## SUPPLIED ENTRIES
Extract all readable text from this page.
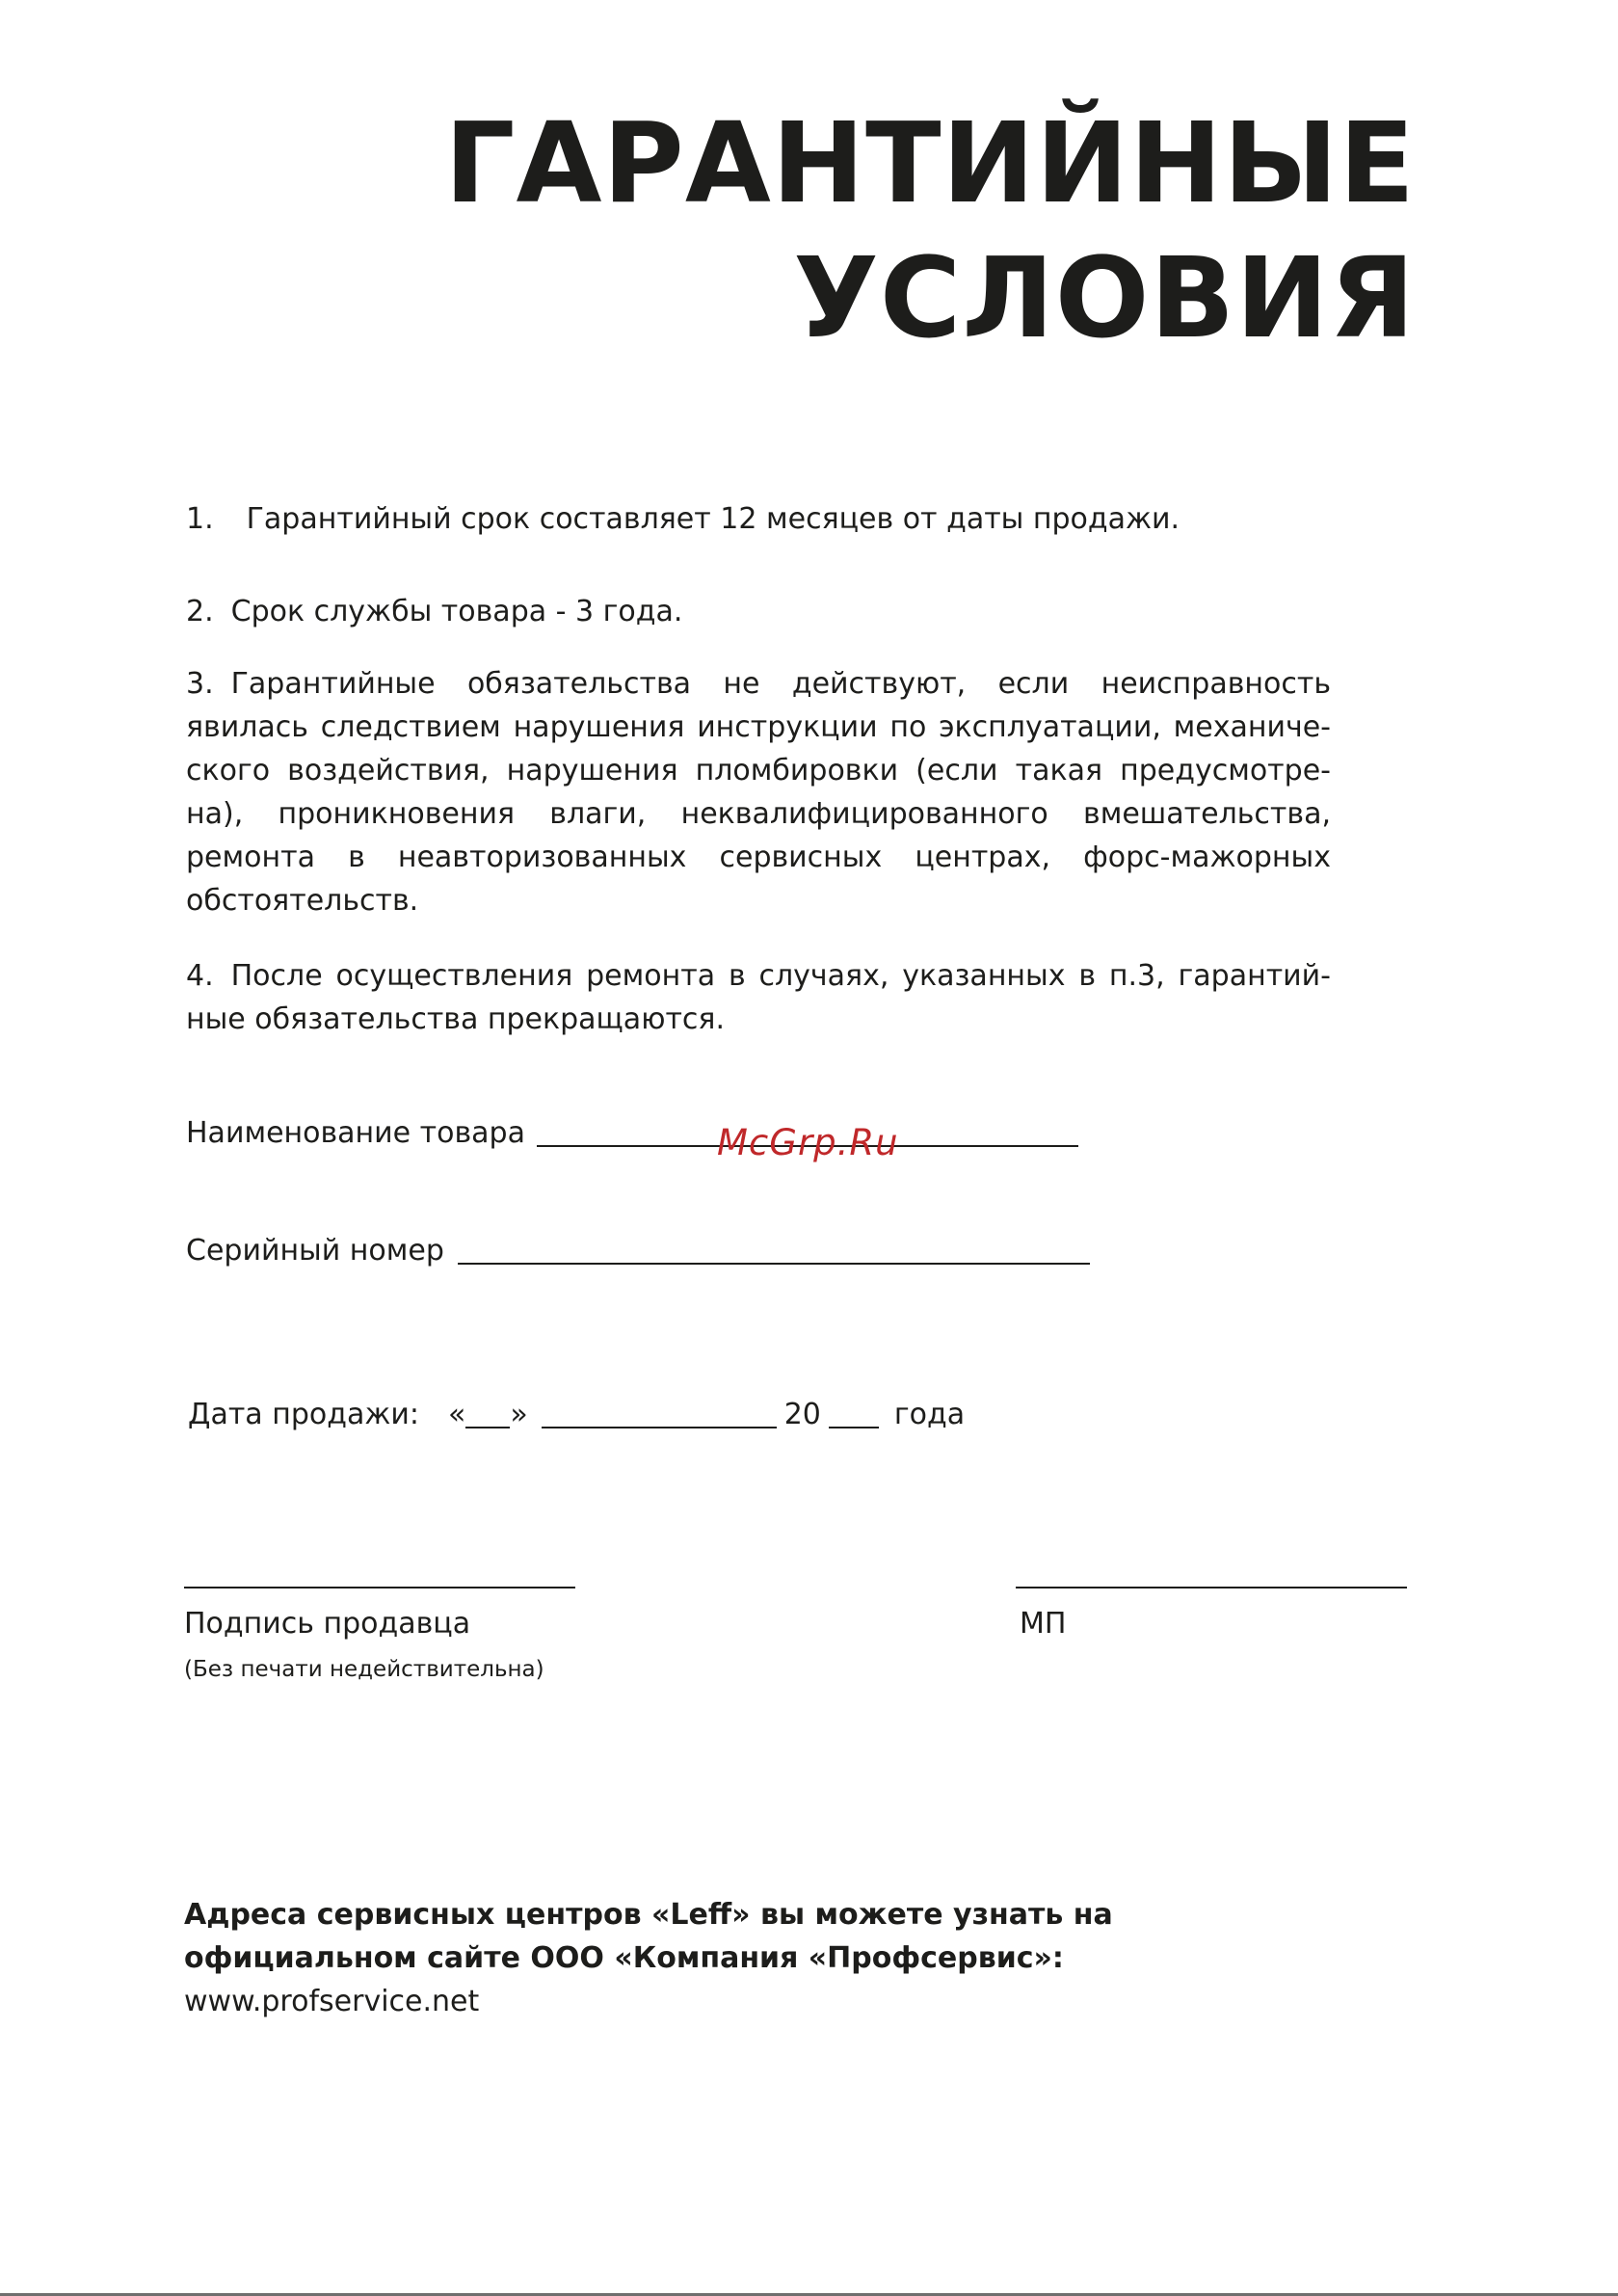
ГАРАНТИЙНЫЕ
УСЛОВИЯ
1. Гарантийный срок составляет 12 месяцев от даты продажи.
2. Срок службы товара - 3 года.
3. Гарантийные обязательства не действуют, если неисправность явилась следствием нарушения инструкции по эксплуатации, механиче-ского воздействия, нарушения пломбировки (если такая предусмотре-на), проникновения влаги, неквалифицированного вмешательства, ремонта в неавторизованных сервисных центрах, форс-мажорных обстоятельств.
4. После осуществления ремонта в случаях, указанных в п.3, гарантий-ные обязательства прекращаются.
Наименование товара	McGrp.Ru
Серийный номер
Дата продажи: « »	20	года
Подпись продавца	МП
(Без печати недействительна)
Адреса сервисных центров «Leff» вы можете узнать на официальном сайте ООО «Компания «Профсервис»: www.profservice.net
...
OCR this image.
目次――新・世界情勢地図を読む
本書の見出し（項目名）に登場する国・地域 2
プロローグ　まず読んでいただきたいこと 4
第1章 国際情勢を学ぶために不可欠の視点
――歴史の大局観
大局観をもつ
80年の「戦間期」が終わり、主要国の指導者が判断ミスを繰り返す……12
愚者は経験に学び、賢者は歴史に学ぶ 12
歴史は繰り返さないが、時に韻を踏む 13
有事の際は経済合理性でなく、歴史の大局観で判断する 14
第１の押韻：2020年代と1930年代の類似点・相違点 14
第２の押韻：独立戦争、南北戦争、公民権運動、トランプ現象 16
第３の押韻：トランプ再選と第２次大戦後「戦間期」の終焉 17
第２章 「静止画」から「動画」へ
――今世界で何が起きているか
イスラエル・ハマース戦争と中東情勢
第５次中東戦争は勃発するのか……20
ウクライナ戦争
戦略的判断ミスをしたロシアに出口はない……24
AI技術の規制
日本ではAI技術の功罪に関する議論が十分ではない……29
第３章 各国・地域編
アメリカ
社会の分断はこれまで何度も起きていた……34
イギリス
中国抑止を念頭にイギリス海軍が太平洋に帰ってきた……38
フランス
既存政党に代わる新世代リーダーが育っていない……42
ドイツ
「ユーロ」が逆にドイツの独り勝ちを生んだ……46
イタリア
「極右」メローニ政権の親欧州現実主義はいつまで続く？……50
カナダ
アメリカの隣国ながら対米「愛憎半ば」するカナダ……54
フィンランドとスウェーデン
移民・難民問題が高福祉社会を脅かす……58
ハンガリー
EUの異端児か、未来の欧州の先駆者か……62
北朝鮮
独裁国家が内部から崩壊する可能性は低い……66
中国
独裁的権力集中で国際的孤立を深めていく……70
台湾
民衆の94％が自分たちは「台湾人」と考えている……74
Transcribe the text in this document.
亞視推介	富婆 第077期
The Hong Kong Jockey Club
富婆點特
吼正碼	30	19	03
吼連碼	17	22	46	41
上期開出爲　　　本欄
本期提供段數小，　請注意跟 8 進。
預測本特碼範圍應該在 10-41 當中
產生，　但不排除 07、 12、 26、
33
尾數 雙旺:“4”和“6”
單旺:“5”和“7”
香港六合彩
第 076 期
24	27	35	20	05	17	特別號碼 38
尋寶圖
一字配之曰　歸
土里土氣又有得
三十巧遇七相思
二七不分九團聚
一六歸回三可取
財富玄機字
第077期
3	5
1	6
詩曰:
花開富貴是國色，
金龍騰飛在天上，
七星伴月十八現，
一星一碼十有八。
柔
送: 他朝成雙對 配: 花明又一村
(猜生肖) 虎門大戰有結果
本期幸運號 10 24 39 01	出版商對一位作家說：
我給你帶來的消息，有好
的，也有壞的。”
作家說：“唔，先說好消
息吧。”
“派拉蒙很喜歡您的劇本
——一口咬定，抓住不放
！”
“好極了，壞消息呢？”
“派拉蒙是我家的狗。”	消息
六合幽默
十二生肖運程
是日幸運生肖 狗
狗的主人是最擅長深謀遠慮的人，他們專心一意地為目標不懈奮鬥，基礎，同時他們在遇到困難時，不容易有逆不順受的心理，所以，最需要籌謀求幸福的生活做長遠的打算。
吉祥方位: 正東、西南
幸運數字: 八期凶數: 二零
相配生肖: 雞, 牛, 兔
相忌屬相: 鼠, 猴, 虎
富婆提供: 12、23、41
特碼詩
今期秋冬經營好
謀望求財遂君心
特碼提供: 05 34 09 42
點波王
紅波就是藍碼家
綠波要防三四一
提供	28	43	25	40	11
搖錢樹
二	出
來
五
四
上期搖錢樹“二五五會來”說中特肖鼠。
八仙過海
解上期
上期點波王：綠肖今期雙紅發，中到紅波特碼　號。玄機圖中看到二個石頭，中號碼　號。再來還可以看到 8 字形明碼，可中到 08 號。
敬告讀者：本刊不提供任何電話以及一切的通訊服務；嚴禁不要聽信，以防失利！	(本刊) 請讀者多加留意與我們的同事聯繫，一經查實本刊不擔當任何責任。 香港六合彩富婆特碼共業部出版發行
* * *
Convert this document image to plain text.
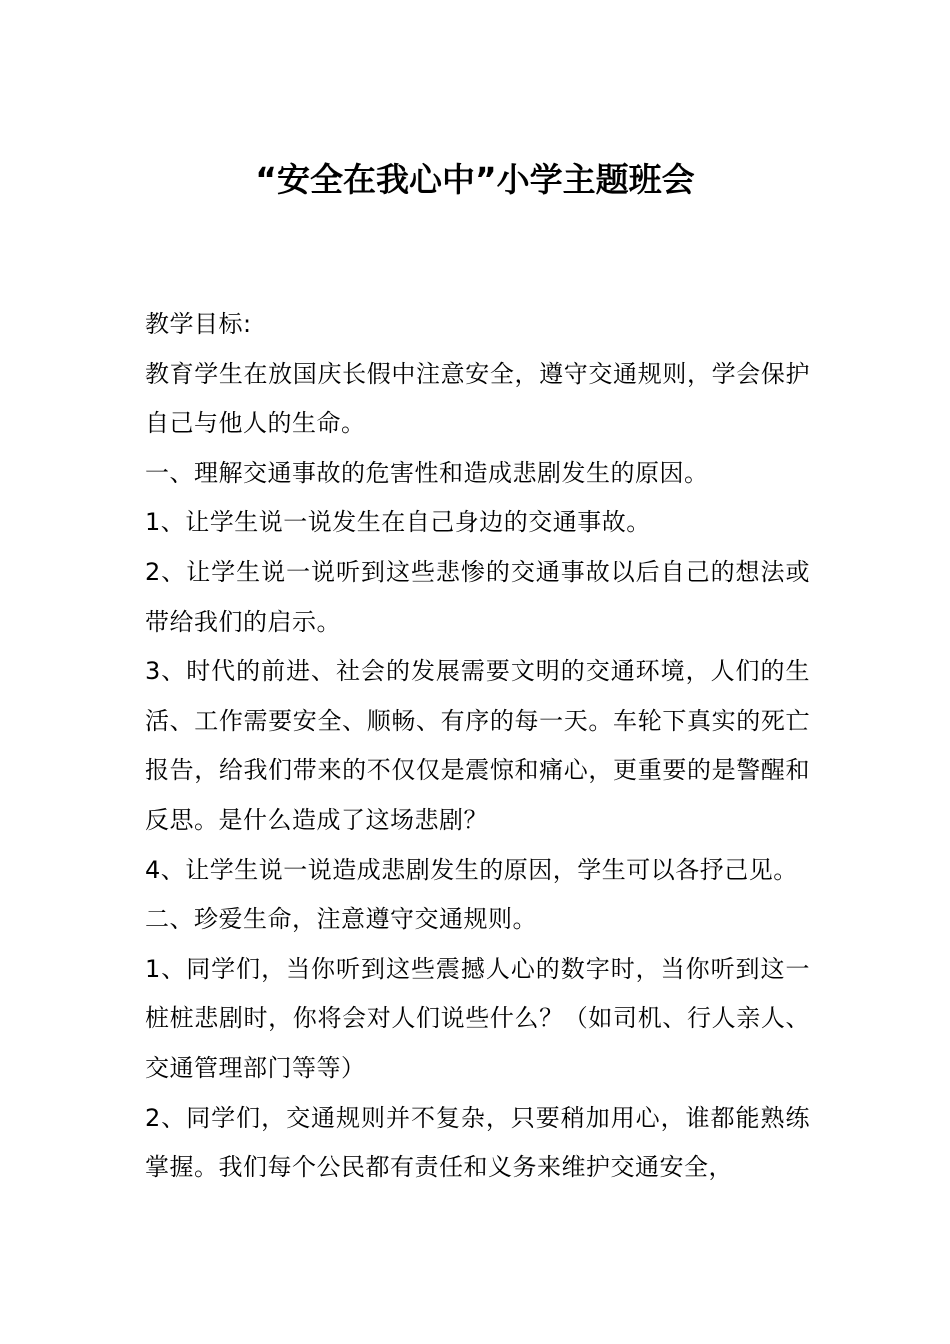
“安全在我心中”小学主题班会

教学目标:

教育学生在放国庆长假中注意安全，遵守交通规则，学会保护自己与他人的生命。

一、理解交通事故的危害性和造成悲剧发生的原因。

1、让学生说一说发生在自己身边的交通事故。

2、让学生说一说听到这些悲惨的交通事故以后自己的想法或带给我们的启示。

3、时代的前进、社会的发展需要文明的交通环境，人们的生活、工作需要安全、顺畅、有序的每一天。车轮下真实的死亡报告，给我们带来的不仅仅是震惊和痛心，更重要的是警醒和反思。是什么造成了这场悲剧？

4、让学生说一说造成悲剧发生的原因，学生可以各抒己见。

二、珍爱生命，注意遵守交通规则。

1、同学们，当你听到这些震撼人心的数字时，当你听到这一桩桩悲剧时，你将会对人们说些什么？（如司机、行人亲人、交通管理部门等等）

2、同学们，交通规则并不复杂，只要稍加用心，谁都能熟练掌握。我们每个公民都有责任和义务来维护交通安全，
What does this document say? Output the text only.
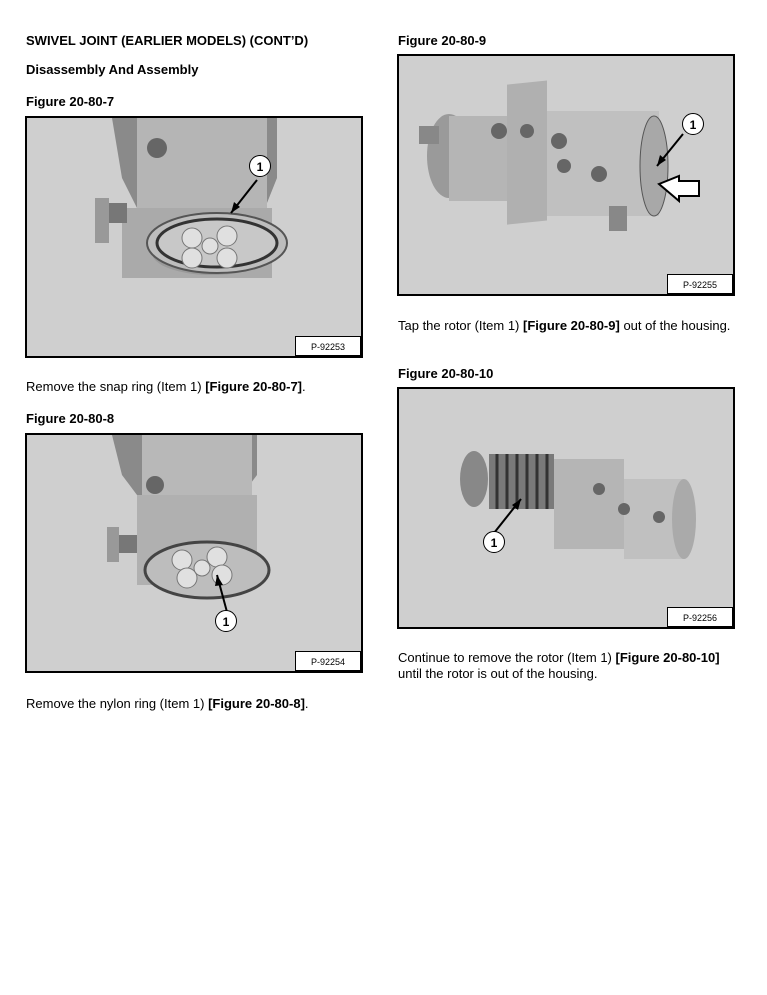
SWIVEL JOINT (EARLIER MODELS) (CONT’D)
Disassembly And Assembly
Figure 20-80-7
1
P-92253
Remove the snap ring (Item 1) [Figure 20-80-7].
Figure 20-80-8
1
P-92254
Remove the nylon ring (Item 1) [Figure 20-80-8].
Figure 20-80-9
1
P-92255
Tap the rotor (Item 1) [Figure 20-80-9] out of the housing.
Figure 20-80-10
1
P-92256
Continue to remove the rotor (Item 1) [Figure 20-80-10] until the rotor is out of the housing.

## REQUEST
How many lines in the records above contain the word "image"? Reply with the number alone.

## ANSWER TO THIS TASK
2